____ RECORDED INFORMATION
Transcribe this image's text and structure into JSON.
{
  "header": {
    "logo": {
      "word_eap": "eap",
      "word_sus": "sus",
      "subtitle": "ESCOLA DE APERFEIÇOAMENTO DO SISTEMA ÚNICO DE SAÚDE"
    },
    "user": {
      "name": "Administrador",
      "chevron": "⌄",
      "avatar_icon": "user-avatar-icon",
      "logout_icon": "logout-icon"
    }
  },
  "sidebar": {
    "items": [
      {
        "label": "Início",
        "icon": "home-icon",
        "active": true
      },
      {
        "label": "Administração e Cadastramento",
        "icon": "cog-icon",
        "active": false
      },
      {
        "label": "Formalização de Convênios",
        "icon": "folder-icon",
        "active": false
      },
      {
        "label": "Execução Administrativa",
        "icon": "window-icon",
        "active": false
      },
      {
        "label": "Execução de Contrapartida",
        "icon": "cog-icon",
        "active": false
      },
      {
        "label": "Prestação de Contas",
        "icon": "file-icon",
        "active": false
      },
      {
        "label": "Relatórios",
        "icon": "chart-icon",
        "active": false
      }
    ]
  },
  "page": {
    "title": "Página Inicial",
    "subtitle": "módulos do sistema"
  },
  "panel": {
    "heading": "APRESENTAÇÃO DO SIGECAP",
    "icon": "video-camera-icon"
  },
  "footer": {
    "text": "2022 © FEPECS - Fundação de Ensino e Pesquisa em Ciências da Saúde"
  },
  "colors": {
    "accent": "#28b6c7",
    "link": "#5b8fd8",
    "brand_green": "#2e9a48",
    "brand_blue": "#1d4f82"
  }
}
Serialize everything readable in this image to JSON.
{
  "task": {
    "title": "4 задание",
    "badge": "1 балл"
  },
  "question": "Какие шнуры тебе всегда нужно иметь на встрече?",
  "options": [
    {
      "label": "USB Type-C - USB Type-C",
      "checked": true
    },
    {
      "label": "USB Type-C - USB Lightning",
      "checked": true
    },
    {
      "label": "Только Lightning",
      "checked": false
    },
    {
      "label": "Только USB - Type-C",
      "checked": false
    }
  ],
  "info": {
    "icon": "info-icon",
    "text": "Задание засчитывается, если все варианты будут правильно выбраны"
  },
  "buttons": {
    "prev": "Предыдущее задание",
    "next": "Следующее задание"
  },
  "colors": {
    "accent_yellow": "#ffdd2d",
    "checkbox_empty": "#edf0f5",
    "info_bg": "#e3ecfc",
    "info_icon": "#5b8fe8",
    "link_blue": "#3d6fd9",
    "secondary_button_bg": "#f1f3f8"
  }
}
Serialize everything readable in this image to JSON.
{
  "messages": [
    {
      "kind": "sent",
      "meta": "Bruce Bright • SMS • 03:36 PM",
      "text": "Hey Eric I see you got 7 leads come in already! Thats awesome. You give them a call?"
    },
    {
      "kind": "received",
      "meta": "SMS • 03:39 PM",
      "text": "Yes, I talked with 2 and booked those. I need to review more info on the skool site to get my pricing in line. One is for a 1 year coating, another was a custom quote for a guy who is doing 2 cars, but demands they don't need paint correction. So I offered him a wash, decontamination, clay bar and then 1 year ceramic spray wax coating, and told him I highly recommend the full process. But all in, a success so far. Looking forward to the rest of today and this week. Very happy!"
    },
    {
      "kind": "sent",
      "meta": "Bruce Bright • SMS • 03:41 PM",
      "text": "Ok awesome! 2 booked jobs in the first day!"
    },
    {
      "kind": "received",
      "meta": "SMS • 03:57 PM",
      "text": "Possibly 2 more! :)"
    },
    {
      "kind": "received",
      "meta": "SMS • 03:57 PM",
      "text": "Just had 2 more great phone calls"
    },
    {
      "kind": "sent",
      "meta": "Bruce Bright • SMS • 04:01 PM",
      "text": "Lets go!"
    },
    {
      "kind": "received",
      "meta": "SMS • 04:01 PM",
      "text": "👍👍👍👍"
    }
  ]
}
________
_WORK TO COMPLETE_.
Each entry above is to be printed again exactly.

_OUTPUT BELOW_.
Transcribe this image's text and structure into JSON.
{
  "header": {
    "logo": {
      "word_eap": "eap",
      "word_sus": "sus",
      "subtitle": "ESCOLA DE APERFEIÇOAMENTO DO SISTEMA ÚNICO DE SAÚDE"
    },
    "user": {
      "name": "Administrador",
      "chevron": "⌄",
      "avatar_icon": "user-avatar-icon",
      "logout_icon": "logout-icon"
    }
  },
  "sidebar": {
    "items": [
      {
        "label": "Início",
        "icon": "home-icon",
        "active": true
      },
      {
        "label": "Administração e Cadastramento",
        "icon": "cog-icon",
        "active": false
      },
      {
        "label": "Formalização de Convênios",
        "icon": "folder-icon",
        "active": false
      },
      {
        "label": "Execução Administrativa",
        "icon": "window-icon",
        "active": false
      },
      {
        "label": "Execução de Contrapartida",
        "icon": "cog-icon",
        "active": false
      },
      {
        "label": "Prestação de Contas",
        "icon": "file-icon",
        "active": false
      },
      {
        "label": "Relatórios",
        "icon": "chart-icon",
        "active": false
      }
    ]
  },
  "page": {
    "title": "Página Inicial",
    "subtitle": "módulos do sistema"
  },
  "panel": {
    "heading": "APRESENTAÇÃO DO SIGECAP",
    "icon": "video-camera-icon"
  },
  "footer": {
    "text": "2022 © FEPECS - Fundação de Ensino e Pesquisa em Ciências da Saúde"
  },
  "colors": {
    "accent": "#28b6c7",
    "link": "#5b8fd8",
    "brand_green": "#2e9a48",
    "brand_blue": "#1d4f82"
  }
}
Serialize everything readable in this image to JSON.
{
  "task": {
    "title": "4 задание",
    "badge": "1 балл"
  },
  "question": "Какие шнуры тебе всегда нужно иметь на встрече?",
  "options": [
    {
      "label": "USB Type-C - USB Type-C",
      "checked": true
    },
    {
      "label": "USB Type-C - USB Lightning",
      "checked": true
    },
    {
      "label": "Только Lightning",
      "checked": false
    },
    {
      "label": "Только USB - Type-C",
      "checked": false
    }
  ],
  "info": {
    "icon": "info-icon",
    "text": "Задание засчитывается, если все варианты будут правильно выбраны"
  },
  "buttons": {
    "prev": "Предыдущее задание",
    "next": "Следующее задание"
  },
  "colors": {
    "accent_yellow": "#ffdd2d",
    "checkbox_empty": "#edf0f5",
    "info_bg": "#e3ecfc",
    "info_icon": "#5b8fe8",
    "link_blue": "#3d6fd9",
    "secondary_button_bg": "#f1f3f8"
  }
}
Serialize everything readable in this image to JSON.
{
  "messages": [
    {
      "kind": "sent",
      "meta": "Bruce Bright • SMS • 03:36 PM",
      "text": "Hey Eric I see you got 7 leads come in already! Thats awesome. You give them a call?"
    },
    {
      "kind": "received",
      "meta": "SMS • 03:39 PM",
      "text": "Yes, I talked with 2 and booked those. I need to review more info on the skool site to get my pricing in line. One is for a 1 year coating, another was a custom quote for a guy who is doing 2 cars, but demands they don't need paint correction. So I offered him a wash, decontamination, clay bar and then 1 year ceramic spray wax coating, and told him I highly recommend the full process. But all in, a success so far. Looking forward to the rest of today and this week. Very happy!"
    },
    {
      "kind": "sent",
      "meta": "Bruce Bright • SMS • 03:41 PM",
      "text": "Ok awesome! 2 booked jobs in the first day!"
    },
    {
      "kind": "received",
      "meta": "SMS • 03:57 PM",
      "text": "Possibly 2 more! :)"
    },
    {
      "kind": "received",
      "meta": "SMS • 03:57 PM",
      "text": "Just had 2 more great phone calls"
    },
    {
      "kind": "sent",
      "meta": "Bruce Bright • SMS • 04:01 PM",
      "text": "Lets go!"
    },
    {
      "kind": "received",
      "meta": "SMS • 04:01 PM",
      "text": "👍👍👍👍"
    }
  ]
}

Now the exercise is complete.